WHAT THE EXERCISE ASKS: Write a continuation of the television episode review that follows, picking up right after its final sentence.

PROVIDED PASSAGE:

[Begin]

She’s one of those characters that manages to be sympathetic without
patronising people because the simple fact is she has been in a violent place
herself in the past. Larina is genuinely concerned about Ray despite being a
little scared off him but he does nothing but shut her out. It’s sad that she
should ultimately die at his hands but it does allow him the recognition that
he is too dangerous to be around people. So bizarre seeing Ayre Gross in a
dramatic role after his quirky, sitcom turns in Ellen. I enjoyed the
conceit of Ray catching up with Dr Puvogel being a trap set up by Doggett and
Scully and Ray’s violent method of escaping confinement, it is the first time
since the pre-titles that the episode manages to truly surprise. A four inch
thick wall punched out of shape as though it were made from putty, even Doggett
admits that if Ray gets free he isn’t sure if they are going to be able to stop
him. Hardy’s direction really is a cut above, isn’t it? How cool is the shot of
Scully and Doggett bleached in red light as the camera pulls away from their
horrified faces through a hole that Ray has punched in the wall. The make up
for Ray’s metallic condition is incredible, like a terrifying hybrid of flesh
and metal eating away at his flesh. It’s great that Ray is such a fundamentally
good man despite his experiences in the Gulf and his newfound metallic curse
that he cannot murder a man in front of his child. We don’t need to have the
moment explained, it stands for itself through the characters reactions.
Pre Titles Sequence: Things that leapt out at me from the
opening sequence; it’s nice to see show trying to be heartfelt again with its
guest characters, Delario has suspicion coming off him in waves despite trying
to comfort Nora, the effects sequence of the car caving into Ray in slow motion
was well worth the time and money because it looks incredible and the hand
suddenly reaching through the windscreen to grab at Delario’s face is a
excellent shock moment. Stylish, shocking and rather marvellous.
Orchestra: Imagine if Mark Snow had gone for a
cod-Terminator inspired score for this episode? It might have given it the kick
up the ass that it desperately needs at times.
Badlaa written by John Shiban and directed by Tony Wharmby
Brains’n’Beauty: Gillian Anderson has been asked to some
pretty grim things during her time on this show but I bet even she blanched at
the thought of having to poke around up the ass of a morbidly obese corpse.
Attempting to account for a 30-odd pound discrepancy in a morbidly obese man,
Scully at least has the decency to look apologetic when suggesting that he was
accommodated by something much smaller. It’s a theory that requires a level of
openness that Doggett isn’t comfortable with…but to be fair to him it is an
idea that nobody would feel entirely comfortable with, not even Mulder. No
matter how sure she is of her convictions, when the fakir is in the guise of a
little boy Scully falters at pulling the trigger. What if she had been wrong?
She’s left traumatised by the fact that she managed to fire a gun at a child.
She tries to justify it by suggesting Mulder would have been able to see
through the deception and that she has to do the work that he isn’t there to do
any more. But clearly she doubts herself otherwise she wouldn’t be quite so
haunted by her actions. She’s upset because she cannot approach the work with
an open mind like he can, she’s trying her hardest to continue his work in his
name but she doesn’t know if she capable of it.

[End]

Some records:
[Begin]

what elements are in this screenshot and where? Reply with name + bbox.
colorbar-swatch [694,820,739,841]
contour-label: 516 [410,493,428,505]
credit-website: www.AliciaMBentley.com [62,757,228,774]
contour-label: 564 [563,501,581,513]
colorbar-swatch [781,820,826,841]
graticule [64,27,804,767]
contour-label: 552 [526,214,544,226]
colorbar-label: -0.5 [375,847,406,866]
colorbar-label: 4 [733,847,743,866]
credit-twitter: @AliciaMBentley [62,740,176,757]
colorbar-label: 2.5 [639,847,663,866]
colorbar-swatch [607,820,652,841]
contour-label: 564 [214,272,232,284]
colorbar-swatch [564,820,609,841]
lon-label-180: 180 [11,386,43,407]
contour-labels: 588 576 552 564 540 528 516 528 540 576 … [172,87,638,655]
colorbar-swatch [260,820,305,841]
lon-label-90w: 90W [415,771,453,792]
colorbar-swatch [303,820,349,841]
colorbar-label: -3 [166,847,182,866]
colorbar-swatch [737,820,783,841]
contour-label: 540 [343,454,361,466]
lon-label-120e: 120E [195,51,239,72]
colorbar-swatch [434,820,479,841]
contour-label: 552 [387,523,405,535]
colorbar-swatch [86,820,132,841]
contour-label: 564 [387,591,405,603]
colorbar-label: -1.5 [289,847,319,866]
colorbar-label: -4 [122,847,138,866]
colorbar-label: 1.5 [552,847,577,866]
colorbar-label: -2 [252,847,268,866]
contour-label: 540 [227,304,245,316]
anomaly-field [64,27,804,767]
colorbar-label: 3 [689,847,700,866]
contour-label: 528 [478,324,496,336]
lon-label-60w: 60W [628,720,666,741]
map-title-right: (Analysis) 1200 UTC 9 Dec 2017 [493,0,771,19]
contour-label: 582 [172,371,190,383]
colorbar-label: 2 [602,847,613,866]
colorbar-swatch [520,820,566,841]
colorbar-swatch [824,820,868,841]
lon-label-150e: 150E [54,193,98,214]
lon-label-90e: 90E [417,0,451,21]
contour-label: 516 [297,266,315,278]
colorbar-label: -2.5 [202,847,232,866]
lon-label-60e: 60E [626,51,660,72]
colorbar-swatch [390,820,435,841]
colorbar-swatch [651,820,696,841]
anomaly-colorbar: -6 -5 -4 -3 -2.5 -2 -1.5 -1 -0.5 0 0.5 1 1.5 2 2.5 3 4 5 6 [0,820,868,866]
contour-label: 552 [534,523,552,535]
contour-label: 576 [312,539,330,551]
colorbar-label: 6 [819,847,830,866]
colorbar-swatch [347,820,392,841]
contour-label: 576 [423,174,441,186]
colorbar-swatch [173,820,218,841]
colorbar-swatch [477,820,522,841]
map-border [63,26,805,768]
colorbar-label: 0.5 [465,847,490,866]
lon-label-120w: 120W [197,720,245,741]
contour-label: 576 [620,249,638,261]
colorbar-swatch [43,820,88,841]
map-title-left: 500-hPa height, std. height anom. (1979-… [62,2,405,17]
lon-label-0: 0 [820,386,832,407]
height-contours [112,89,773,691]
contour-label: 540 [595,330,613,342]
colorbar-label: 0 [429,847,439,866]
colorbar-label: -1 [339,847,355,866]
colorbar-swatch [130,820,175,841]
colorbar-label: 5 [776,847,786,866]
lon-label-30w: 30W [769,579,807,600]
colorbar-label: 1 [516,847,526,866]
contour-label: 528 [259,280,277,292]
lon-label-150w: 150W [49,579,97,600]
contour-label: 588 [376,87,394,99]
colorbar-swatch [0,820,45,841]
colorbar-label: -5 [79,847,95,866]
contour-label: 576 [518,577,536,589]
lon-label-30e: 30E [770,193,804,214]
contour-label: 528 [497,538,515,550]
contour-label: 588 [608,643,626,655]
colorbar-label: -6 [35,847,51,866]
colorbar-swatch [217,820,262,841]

[End]

RESPONSE TO THIS EXERCISE:
Sparkling Dialogue: ‘So basically you’re saying that nobody
knows anything?’ ‘I guess that’s why it’s in your inbox.’
‘In my experience dead man don’t tip, Agent Scully.’
‘I try to keep an open mind but it tends to shut my eyes.’
The Good: You have to admire the ambition of this series and
how it is willing to have an international flavour, doubling Carolina for India
and just about getting away with it. Deep Roy is the only actor that I can
think to connect The X-Files, Doctor Who, Blake’s 7, The
Neverending Story and Charlie & the Chocolate Factory (as well
as a mass of other credits). He’s one of the ultimate guest performers in
television and film because of his diminutive stature and cold, staring eyes
and has played an array of nasties and heroes alike. Trust The X-Files to give
him the role of mute Indian fakir who can crawl up peoples bottoms but if there
is a challenging role for a pocket-sized person I could think of no-one finer
for the job. And his eyes really do bore into your soul. The X-Files is
something of an ensemble show these days so it means that characters like
Skinner, the Lone Gunmen and Chuck can turn up frequently without any need to
explain who they are. I love his Indian vacation footage with the insanely
hippyish hair. Shiban goes down the obvious route of having one child being
bullied by another, which is par for the course for his often clichéd characterisation.
So imagine my surprise when the bullies turns out to be reasonable and they are
working together by the end of the episode. The squeaky wheels of the fakirs
trolley is fine indication that you are being followed and there is something
rather spooky about somebody that is relentlessly coming after that is so
infirmed and slow. No matter how far you run that squeak will always catch up
with you eventually.
Pre Titles Sequence: I’m pleased that we don’t actually see
somebody shit out Deep Roy, but the implication is there sure enough. Visually
this is quite a subtle teaser but conceptually it takes you to a vomit-inducing
place.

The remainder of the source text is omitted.